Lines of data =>
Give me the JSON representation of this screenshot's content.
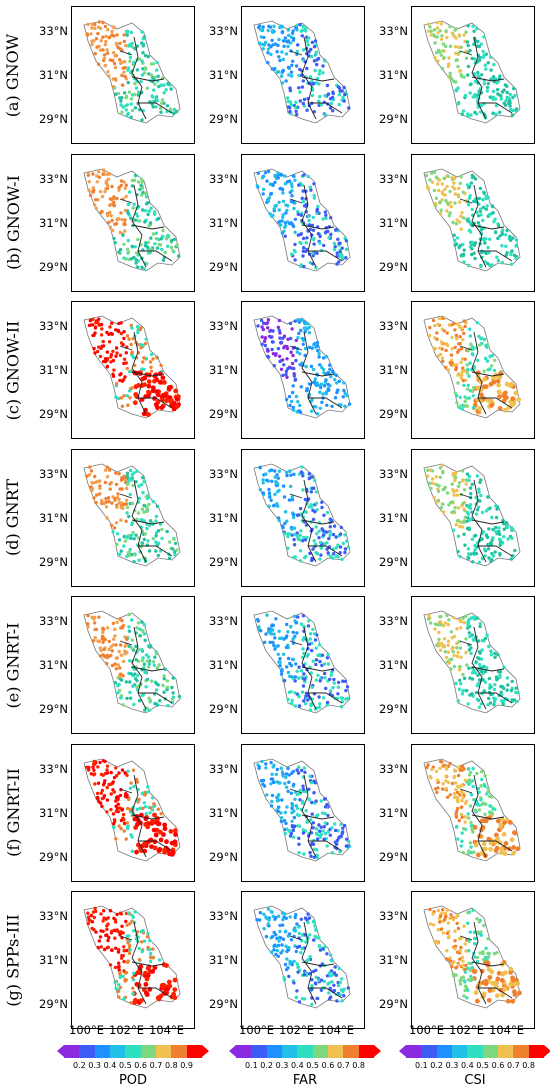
{
  "rows": [
    {
      "label": "(a) GNOW"
    },
    {
      "label": "(b) GNOW-I"
    },
    {
      "label": "(c) GNOW-II"
    },
    {
      "label": "(d) GNRT"
    },
    {
      "label": "(e) GNRT-I"
    },
    {
      "label": "(f) GNRT-II"
    },
    {
      "label": "(g) SPPs-III"
    }
  ],
  "lat_labels": [
    "33°N",
    "31°N",
    "29°N"
  ],
  "lon_labels": [
    "100°E",
    "102°E",
    "104°E"
  ],
  "colorbars": [
    {
      "title": "POD",
      "ticks": [
        "0.2",
        "0.3",
        "0.4",
        "0.5",
        "0.6",
        "0.7",
        "0.8",
        "0.9"
      ],
      "colors": [
        "#8a2be2",
        "#3d5bf5",
        "#1e90ff",
        "#20c0e8",
        "#2ee0c0",
        "#7ed87e",
        "#f0c050",
        "#f08030",
        "#ff0000"
      ]
    },
    {
      "title": "FAR",
      "ticks": [
        "0.1",
        "0.2",
        "0.3",
        "0.4",
        "0.5",
        "0.6",
        "0.7",
        "0.8"
      ],
      "colors": [
        "#8a2be2",
        "#3d5bf5",
        "#1e90ff",
        "#20c0e8",
        "#2ee0c0",
        "#7ed87e",
        "#f0c050",
        "#f08030",
        "#ff0000"
      ]
    },
    {
      "title": "CSI",
      "ticks": [
        "0.1",
        "0.2",
        "0.3",
        "0.4",
        "0.5",
        "0.6",
        "0.7",
        "0.8"
      ],
      "colors": [
        "#8a2be2",
        "#3d5bf5",
        "#1e90ff",
        "#20c0e8",
        "#2ee0c0",
        "#7ed87e",
        "#f0c050",
        "#f08030",
        "#ff0000"
      ]
    }
  ],
  "panel_palettes": {
    "pod_base": [
      "#f08030",
      "#f0a050",
      "#7ed87e",
      "#2ee0c0",
      "#20c0a0"
    ],
    "pod_hot": [
      "#ff0000",
      "#ff2000",
      "#f08030",
      "#2ee0c0"
    ],
    "far": [
      "#1e90ff",
      "#20c0e8",
      "#3d5bf5",
      "#2ee0c0"
    ],
    "far_low": [
      "#3d5bf5",
      "#8a2be2",
      "#1e90ff",
      "#20c0e8"
    ],
    "csi": [
      "#f0c050",
      "#7ed87e",
      "#2ee0c0",
      "#20c0a0"
    ],
    "csi_hot": [
      "#f08030",
      "#f0c050",
      "#2ee0c0",
      "#7ed87e"
    ]
  },
  "panel_variants": [
    [
      "pod_base",
      "far",
      "csi"
    ],
    [
      "pod_base",
      "far",
      "csi"
    ],
    [
      "pod_hot",
      "far_low",
      "csi_hot"
    ],
    [
      "pod_base",
      "far",
      "csi"
    ],
    [
      "pod_base",
      "far",
      "csi"
    ],
    [
      "pod_hot",
      "far",
      "csi_hot"
    ],
    [
      "pod_hot",
      "far",
      "csi_hot"
    ]
  ]
}
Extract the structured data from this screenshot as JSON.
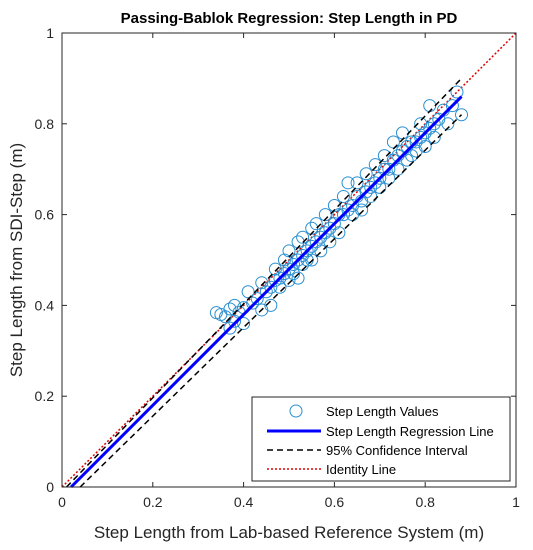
{
  "chart_data": {
    "type": "scatter",
    "title": "Passing-Bablok Regression: Step Length in PD",
    "xlabel": "Step Length from Lab-based Reference System (m)",
    "ylabel": "Step Length from SDI-Step (m)",
    "xlim": [
      0,
      1
    ],
    "ylim": [
      0,
      1
    ],
    "xticks": [
      "0",
      "0.2",
      "0.4",
      "0.6",
      "0.8",
      "1"
    ],
    "yticks": [
      "0",
      "0.2",
      "0.4",
      "0.6",
      "0.8",
      "1"
    ],
    "grid": false,
    "legend_position": "bottom-right",
    "colors": {
      "points": "#2a8fd0",
      "regression": "#0000ff",
      "ci": "#000000",
      "identity": "#dd0000"
    },
    "series": [
      {
        "name": "Step Length Values",
        "kind": "scatter",
        "points": [
          [
            0.34,
            0.384
          ],
          [
            0.35,
            0.38
          ],
          [
            0.36,
            0.375
          ],
          [
            0.37,
            0.392
          ],
          [
            0.37,
            0.35
          ],
          [
            0.38,
            0.365
          ],
          [
            0.38,
            0.4
          ],
          [
            0.39,
            0.385
          ],
          [
            0.4,
            0.395
          ],
          [
            0.4,
            0.36
          ],
          [
            0.41,
            0.43
          ],
          [
            0.42,
            0.405
          ],
          [
            0.43,
            0.415
          ],
          [
            0.44,
            0.45
          ],
          [
            0.44,
            0.39
          ],
          [
            0.45,
            0.43
          ],
          [
            0.46,
            0.44
          ],
          [
            0.46,
            0.4
          ],
          [
            0.47,
            0.48
          ],
          [
            0.47,
            0.455
          ],
          [
            0.48,
            0.44
          ],
          [
            0.48,
            0.46
          ],
          [
            0.49,
            0.47
          ],
          [
            0.49,
            0.5
          ],
          [
            0.5,
            0.48
          ],
          [
            0.5,
            0.455
          ],
          [
            0.5,
            0.52
          ],
          [
            0.51,
            0.49
          ],
          [
            0.51,
            0.47
          ],
          [
            0.52,
            0.5
          ],
          [
            0.52,
            0.54
          ],
          [
            0.52,
            0.46
          ],
          [
            0.53,
            0.51
          ],
          [
            0.53,
            0.55
          ],
          [
            0.53,
            0.49
          ],
          [
            0.54,
            0.52
          ],
          [
            0.54,
            0.5
          ],
          [
            0.55,
            0.53
          ],
          [
            0.55,
            0.57
          ],
          [
            0.55,
            0.5
          ],
          [
            0.56,
            0.54
          ],
          [
            0.56,
            0.58
          ],
          [
            0.57,
            0.55
          ],
          [
            0.57,
            0.52
          ],
          [
            0.58,
            0.56
          ],
          [
            0.58,
            0.6
          ],
          [
            0.59,
            0.57
          ],
          [
            0.59,
            0.54
          ],
          [
            0.6,
            0.58
          ],
          [
            0.6,
            0.62
          ],
          [
            0.61,
            0.6
          ],
          [
            0.61,
            0.56
          ],
          [
            0.62,
            0.6
          ],
          [
            0.62,
            0.64
          ],
          [
            0.63,
            0.61
          ],
          [
            0.63,
            0.67
          ],
          [
            0.64,
            0.62
          ],
          [
            0.64,
            0.6
          ],
          [
            0.65,
            0.64
          ],
          [
            0.65,
            0.67
          ],
          [
            0.66,
            0.63
          ],
          [
            0.66,
            0.61
          ],
          [
            0.67,
            0.65
          ],
          [
            0.67,
            0.69
          ],
          [
            0.68,
            0.66
          ],
          [
            0.68,
            0.64
          ],
          [
            0.69,
            0.67
          ],
          [
            0.69,
            0.71
          ],
          [
            0.7,
            0.68
          ],
          [
            0.7,
            0.66
          ],
          [
            0.71,
            0.7
          ],
          [
            0.71,
            0.73
          ],
          [
            0.72,
            0.7
          ],
          [
            0.72,
            0.68
          ],
          [
            0.73,
            0.72
          ],
          [
            0.73,
            0.76
          ],
          [
            0.74,
            0.73
          ],
          [
            0.74,
            0.7
          ],
          [
            0.75,
            0.74
          ],
          [
            0.75,
            0.78
          ],
          [
            0.76,
            0.75
          ],
          [
            0.76,
            0.72
          ],
          [
            0.77,
            0.76
          ],
          [
            0.77,
            0.73
          ],
          [
            0.78,
            0.76
          ],
          [
            0.78,
            0.74
          ],
          [
            0.79,
            0.77
          ],
          [
            0.79,
            0.8
          ],
          [
            0.8,
            0.78
          ],
          [
            0.8,
            0.75
          ],
          [
            0.81,
            0.79
          ],
          [
            0.81,
            0.84
          ],
          [
            0.82,
            0.8
          ],
          [
            0.82,
            0.77
          ],
          [
            0.83,
            0.81
          ],
          [
            0.84,
            0.83
          ],
          [
            0.85,
            0.8
          ],
          [
            0.86,
            0.84
          ],
          [
            0.87,
            0.87
          ],
          [
            0.88,
            0.82
          ]
        ]
      },
      {
        "name": "Step Length Regression Line",
        "kind": "line",
        "style": "solid",
        "points": [
          [
            0.02,
            0.0
          ],
          [
            0.88,
            0.86
          ]
        ]
      },
      {
        "name": "95% Confidence Interval",
        "kind": "line",
        "style": "dashed",
        "lines": [
          [
            [
              0.01,
              0.0
            ],
            [
              0.88,
              0.9
            ]
          ],
          [
            [
              0.04,
              0.0
            ],
            [
              0.88,
              0.82
            ]
          ]
        ]
      },
      {
        "name": "Identity Line",
        "kind": "line",
        "style": "dotted",
        "points": [
          [
            0,
            0
          ],
          [
            1,
            1
          ]
        ]
      }
    ]
  }
}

Task directions => Look through the data above. Each line containing the word "Length" needs to be copied.

Final result =>
    "title": "Passing-Bablok Regression: Step Length in PD",
    "xlabel": "Step Length from Lab-based Reference System (m)",
    "ylabel": "Step Length from SDI-Step (m)",
        "name": "Step Length Values",
        "name": "Step Length Regression Line",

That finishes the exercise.